*WHAT IS REQUIRED:* Exact reproduction is required for all entries.
----- RECORDS FOR THIS EXERCISE
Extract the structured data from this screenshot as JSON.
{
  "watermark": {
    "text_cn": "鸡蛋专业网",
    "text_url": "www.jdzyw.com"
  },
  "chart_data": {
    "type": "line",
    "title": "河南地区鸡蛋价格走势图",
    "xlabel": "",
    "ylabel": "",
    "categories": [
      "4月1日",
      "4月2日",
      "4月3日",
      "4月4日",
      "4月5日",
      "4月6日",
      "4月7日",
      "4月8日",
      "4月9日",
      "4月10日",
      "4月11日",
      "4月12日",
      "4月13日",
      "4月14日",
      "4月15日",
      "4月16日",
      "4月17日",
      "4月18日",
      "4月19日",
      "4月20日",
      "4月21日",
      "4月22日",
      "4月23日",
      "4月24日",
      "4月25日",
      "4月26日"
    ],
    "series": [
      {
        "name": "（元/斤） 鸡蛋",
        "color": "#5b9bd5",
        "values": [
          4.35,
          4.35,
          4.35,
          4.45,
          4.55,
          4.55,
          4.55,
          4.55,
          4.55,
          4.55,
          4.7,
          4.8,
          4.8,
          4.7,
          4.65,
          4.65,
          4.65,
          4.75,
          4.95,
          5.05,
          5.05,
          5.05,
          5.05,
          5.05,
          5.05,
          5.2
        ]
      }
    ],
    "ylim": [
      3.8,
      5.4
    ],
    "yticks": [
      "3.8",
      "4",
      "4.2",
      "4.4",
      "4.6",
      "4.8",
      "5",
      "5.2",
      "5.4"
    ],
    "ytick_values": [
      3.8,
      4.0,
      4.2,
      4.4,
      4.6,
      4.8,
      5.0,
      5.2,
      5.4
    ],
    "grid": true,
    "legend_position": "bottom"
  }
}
----------
*SOLVED EXERCISE:*
Extract the structured data from this screenshot as JSON.
{
  "watermark": {
    "text_cn": "鸡蛋专业网",
    "text_url": "www.jdzyw.com"
  },
  "chart_data": {
    "type": "line",
    "title": "河南地区鸡蛋价格走势图",
    "xlabel": "",
    "ylabel": "",
    "categories": [
      "4月1日",
      "4月2日",
      "4月3日",
      "4月4日",
      "4月5日",
      "4月6日",
      "4月7日",
      "4月8日",
      "4月9日",
      "4月10日",
      "4月11日",
      "4月12日",
      "4月13日",
      "4月14日",
      "4月15日",
      "4月16日",
      "4月17日",
      "4月18日",
      "4月19日",
      "4月20日",
      "4月21日",
      "4月22日",
      "4月23日",
      "4月24日",
      "4月25日",
      "4月26日"
    ],
    "series": [
      {
        "name": "（元/斤） 鸡蛋",
        "color": "#5b9bd5",
        "values": [
          4.35,
          4.35,
          4.35,
          4.45,
          4.55,
          4.55,
          4.55,
          4.55,
          4.55,
          4.55,
          4.7,
          4.8,
          4.8,
          4.7,
          4.65,
          4.65,
          4.65,
          4.75,
          4.95,
          5.05,
          5.05,
          5.05,
          5.05,
          5.05,
          5.05,
          5.2
        ]
      }
    ],
    "ylim": [
      3.8,
      5.4
    ],
    "yticks": [
      "3.8",
      "4",
      "4.2",
      "4.4",
      "4.6",
      "4.8",
      "5",
      "5.2",
      "5.4"
    ],
    "ytick_values": [
      3.8,
      4.0,
      4.2,
      4.4,
      4.6,
      4.8,
      5.0,
      5.2,
      5.4
    ],
    "grid": true,
    "legend_position": "bottom"
  }
}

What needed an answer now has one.